„Der Ort bestimmt nicht den Menschen“
Sie spielt Klavier, engagiert sich gegen Rassismus und Vorurteile gegenüber Kindern aus Problemvierteln. Jetzt erhält Zeynep Lorin aus Duisburg ein dreijähriges Schüler-Stipendium. Was treibt die Neuntklässlerin so an?
Das Treffen mit Zeynep Lorin findet an einem Nachmittag im Duisburger Landschaftspark statt. Hier verbringt die Schülerin gerne ihre Freizeit, schon als Kind hat sie den Park oft mit ihrer Familie besucht. Hier wirkt sie entspannt. Doch im Gespräch über ihre Motivation merkt man ihr an, dass ihr gerade politisches und soziales Engagement sehr am Herzen liegen.
Zeynep geht in die neunte Klasse des Elly-Heuss-Knapp-Gymnasiums in Marxloh. Über eine Bekannte, die selbst ehemalige Stipendiatin ist, hat sie von dem Programm der Start-Stiftung erfahren. „Danach habe ich die Entscheidung, mich zu bewerben, eigentlich ziemlich spontan getroffen“, sagt sie. Als eine von 39 Schülerinnen und Schülern aus Nordrhein-Westfalen hat sie es dann in die Auswahl geschafft.
In den kommenden drei Jahren kann Zeynep nicht nur vom Netzwerk der aktiven und ehemaligen Stipendiaten profitieren, es werden auch zahlreiche Seminare, Kurse und Bildungsreisen angeboten, die die Schülerinnen und Schüler mit Migrationshintergrund auch dazu ermutigen sollen, eigene Projekte zu verwirklichen. Zusätzlich erhalten sie ein jährliches Bildungsgeld.

ZIEL:
Stimmen die folgenden Aussagen mit dem Textabschnitt überein? Antworte jeweils mit Ja oder Nein und führe die entscheidenden Worte aus dem Textabschnitt wörtlich an.
(a) Zeynep hat über eine Bekannte, die früher selbst Stipendiatin war, von dem Programm erfahren.
(b) Das Stipendium läuft zwei Jahre.
(c) Die Stipendiaten erhalten ein monatliches Bildungsgeld.

AUSGEWÄHLTE ZEILEN:
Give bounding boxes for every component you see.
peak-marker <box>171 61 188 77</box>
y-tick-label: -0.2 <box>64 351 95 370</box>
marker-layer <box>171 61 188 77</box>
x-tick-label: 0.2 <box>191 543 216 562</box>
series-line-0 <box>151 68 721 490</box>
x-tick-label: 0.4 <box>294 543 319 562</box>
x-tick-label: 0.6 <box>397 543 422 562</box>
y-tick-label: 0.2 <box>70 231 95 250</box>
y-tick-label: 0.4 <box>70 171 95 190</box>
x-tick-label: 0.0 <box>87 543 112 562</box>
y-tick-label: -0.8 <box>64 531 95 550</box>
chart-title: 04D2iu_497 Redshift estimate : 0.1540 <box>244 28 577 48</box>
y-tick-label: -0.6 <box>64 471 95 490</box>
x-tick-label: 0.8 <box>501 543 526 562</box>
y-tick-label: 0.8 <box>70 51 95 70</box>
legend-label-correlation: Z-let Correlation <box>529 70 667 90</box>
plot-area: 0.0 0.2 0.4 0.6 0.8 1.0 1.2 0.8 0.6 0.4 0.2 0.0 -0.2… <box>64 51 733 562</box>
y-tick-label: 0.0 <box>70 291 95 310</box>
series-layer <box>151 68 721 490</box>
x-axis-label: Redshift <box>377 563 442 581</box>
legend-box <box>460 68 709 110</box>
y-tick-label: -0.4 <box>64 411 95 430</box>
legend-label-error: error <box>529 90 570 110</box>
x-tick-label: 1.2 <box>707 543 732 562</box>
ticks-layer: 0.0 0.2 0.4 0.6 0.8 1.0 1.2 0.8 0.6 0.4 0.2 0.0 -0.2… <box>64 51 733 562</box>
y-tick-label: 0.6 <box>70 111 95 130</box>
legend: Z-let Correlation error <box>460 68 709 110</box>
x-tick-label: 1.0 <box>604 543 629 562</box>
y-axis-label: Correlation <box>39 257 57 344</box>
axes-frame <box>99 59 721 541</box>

RICHTIGES ERGEBNIS:
(a) Ja: „Über eine Bekannte, die selbst ehemalige Stipendiatin ist, hat sie von dem Programm der Start-Stiftung erfahren.“
(b) Nein: „ein dreijähriges Schüler-Stipendium“
(c) Nein: „Zusätzlich erhalten sie ein jährliches Bildungsgeld.“